[Stored records]
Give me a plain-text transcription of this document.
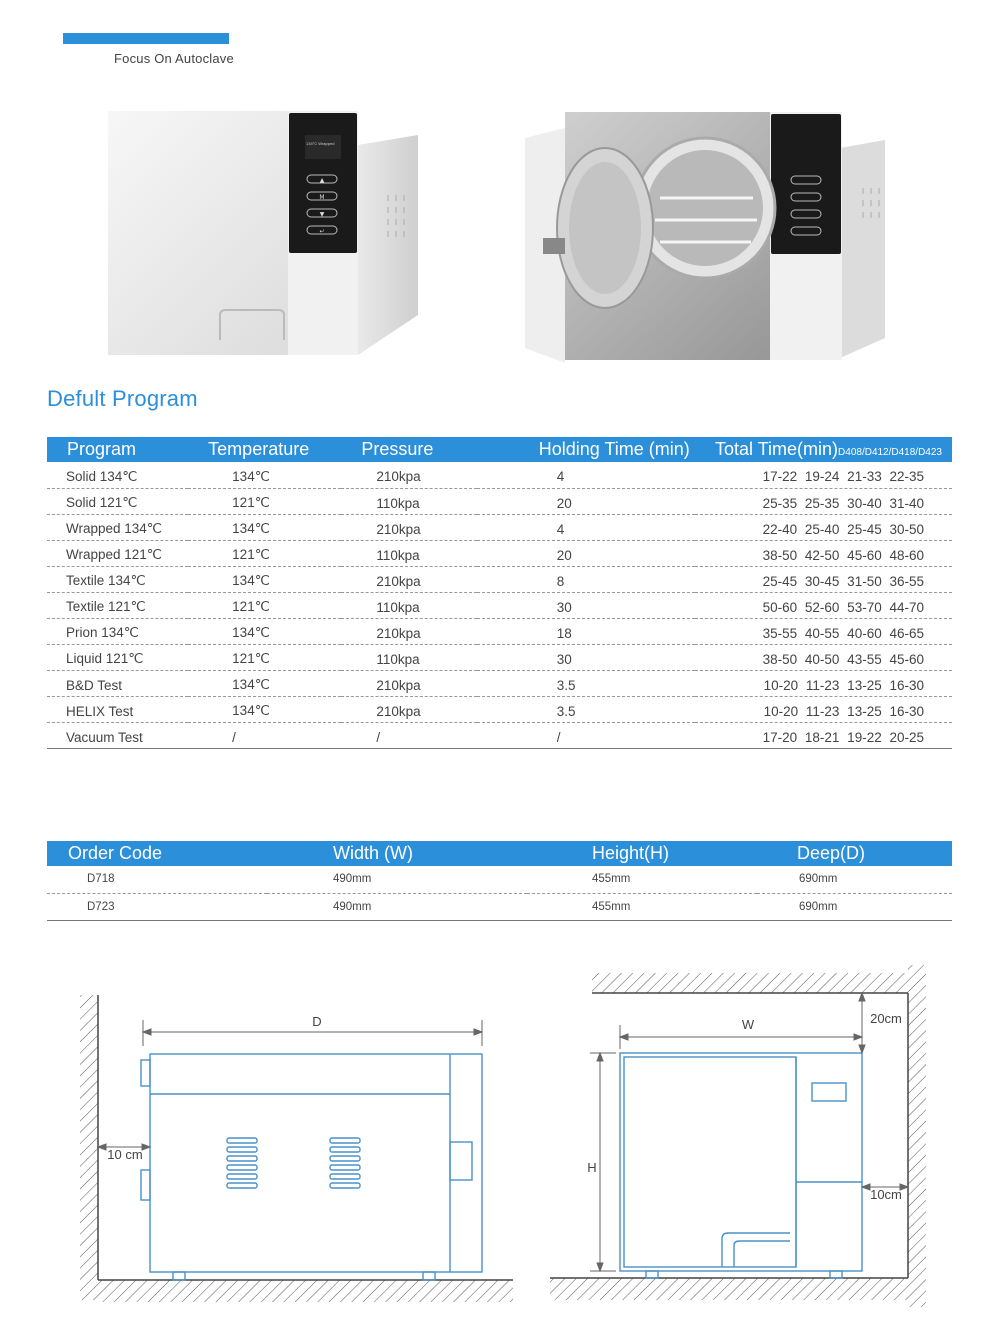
Focus On Autoclave
134°C Wrapped
▲
M
▼
↵
Defult Program
Program	Temperature	Pressure	Holding Time (min)	Total Time(min)D408/D412/D418/D423
Solid 134℃	134℃	210kpa	4	17-22 19-24 21-33 22-35
Solid 121℃	121℃	110kpa	20	25-35 25-35 30-40 31-40
Wrapped 134℃	134℃	210kpa	4	22-40 25-40 25-45 30-50
Wrapped 121℃	121℃	110kpa	20	38-50 42-50 45-60 48-60
Textile 134℃	134℃	210kpa	8	25-45 30-45 31-50 36-55
Textile 121℃	121℃	110kpa	30	50-60 52-60 53-70 44-70
Prion 134℃	134℃	210kpa	18	35-55 40-55 40-60 46-65
Liquid 121℃	121℃	110kpa	30	38-50 40-50 43-55 45-60
B&D Test	134℃	210kpa	3.5	10-20 11-23 13-25 16-30
HELIX Test	134℃	210kpa	3.5	10-20 11-23 13-25 16-30
Vacuum Test	/	/	/	17-20 18-21 19-22 20-25
Order Code	Width (W)	Height(H)	Deep(D)
D718	490mm	455mm	690mm
D723	490mm	455mm	690mm
D
10 cm
W
H
20cm
10cm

The request: An exact transcription of all the entries is required, without the pictures.

Solution to this problem:
Give me a plain-text transcription of this document.
Focus On Autoclave
134°C Wrapped
▲
M
▼
↵
Defult Program
Program	Temperature	Pressure	Holding Time (min)	Total Time(min)D408/D412/D418/D423
Solid 134℃	134℃	210kpa	4	17-22 19-24 21-33 22-35
Solid 121℃	121℃	110kpa	20	25-35 25-35 30-40 31-40
Wrapped 134℃	134℃	210kpa	4	22-40 25-40 25-45 30-50
Wrapped 121℃	121℃	110kpa	20	38-50 42-50 45-60 48-60
Textile 134℃	134℃	210kpa	8	25-45 30-45 31-50 36-55
Textile 121℃	121℃	110kpa	30	50-60 52-60 53-70 44-70
Prion 134℃	134℃	210kpa	18	35-55 40-55 40-60 46-65
Liquid 121℃	121℃	110kpa	30	38-50 40-50 43-55 45-60
B&D Test	134℃	210kpa	3.5	10-20 11-23 13-25 16-30
HELIX Test	134℃	210kpa	3.5	10-20 11-23 13-25 16-30
Vacuum Test	/	/	/	17-20 18-21 19-22 20-25
Order Code	Width (W)	Height(H)	Deep(D)
D718	490mm	455mm	690mm
D723	490mm	455mm	690mm
D
10 cm
W
H
20cm
10cm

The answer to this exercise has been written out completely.